§ **Objective**
Note each line that includes the word "values". Copy those lines.

# # #

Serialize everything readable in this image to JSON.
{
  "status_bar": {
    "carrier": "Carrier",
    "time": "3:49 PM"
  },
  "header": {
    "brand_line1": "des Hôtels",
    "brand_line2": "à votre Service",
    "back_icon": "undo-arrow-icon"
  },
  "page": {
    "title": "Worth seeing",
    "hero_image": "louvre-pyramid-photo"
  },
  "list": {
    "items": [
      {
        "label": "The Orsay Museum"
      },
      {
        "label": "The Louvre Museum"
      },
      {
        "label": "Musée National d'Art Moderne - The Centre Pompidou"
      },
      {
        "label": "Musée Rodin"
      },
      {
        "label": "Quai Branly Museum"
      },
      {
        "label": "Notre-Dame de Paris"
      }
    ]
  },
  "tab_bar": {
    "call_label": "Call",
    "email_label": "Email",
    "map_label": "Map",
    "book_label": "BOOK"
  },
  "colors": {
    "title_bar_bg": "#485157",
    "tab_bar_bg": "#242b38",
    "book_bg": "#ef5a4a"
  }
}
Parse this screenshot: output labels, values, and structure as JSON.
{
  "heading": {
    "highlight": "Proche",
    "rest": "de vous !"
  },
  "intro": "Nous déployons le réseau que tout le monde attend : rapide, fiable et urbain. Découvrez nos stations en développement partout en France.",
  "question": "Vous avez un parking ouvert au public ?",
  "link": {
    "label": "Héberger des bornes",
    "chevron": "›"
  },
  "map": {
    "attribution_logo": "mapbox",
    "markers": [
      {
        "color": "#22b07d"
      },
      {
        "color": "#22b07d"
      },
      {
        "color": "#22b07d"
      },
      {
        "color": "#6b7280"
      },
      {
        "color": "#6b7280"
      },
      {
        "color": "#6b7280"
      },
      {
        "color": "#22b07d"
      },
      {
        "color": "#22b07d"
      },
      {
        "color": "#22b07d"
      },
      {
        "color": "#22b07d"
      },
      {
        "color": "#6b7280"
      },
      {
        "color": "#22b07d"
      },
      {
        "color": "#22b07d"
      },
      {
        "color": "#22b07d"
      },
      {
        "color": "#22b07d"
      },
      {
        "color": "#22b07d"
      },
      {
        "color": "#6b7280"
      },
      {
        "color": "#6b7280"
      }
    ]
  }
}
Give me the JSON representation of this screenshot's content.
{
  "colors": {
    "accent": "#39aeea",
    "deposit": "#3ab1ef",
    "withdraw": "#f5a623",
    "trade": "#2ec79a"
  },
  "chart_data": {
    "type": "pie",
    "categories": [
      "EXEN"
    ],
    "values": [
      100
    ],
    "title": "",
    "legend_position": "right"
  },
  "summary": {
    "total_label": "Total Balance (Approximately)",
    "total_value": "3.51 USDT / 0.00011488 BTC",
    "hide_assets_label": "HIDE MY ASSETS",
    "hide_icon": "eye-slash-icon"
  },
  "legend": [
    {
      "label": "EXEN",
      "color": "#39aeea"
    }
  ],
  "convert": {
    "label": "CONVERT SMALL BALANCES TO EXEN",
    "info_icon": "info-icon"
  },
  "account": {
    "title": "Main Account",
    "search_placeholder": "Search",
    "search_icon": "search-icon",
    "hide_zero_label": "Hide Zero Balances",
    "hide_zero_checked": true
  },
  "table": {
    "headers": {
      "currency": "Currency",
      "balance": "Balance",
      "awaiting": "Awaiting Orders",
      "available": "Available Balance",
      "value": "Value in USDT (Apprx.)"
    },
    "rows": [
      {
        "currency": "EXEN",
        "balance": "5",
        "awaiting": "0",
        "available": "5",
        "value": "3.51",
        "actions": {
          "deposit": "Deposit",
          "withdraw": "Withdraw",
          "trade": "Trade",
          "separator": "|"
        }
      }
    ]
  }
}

# # #

§ **Reply to the exercise**
Parse this screenshot: output labels, values, and structure as JSON.
    "values": [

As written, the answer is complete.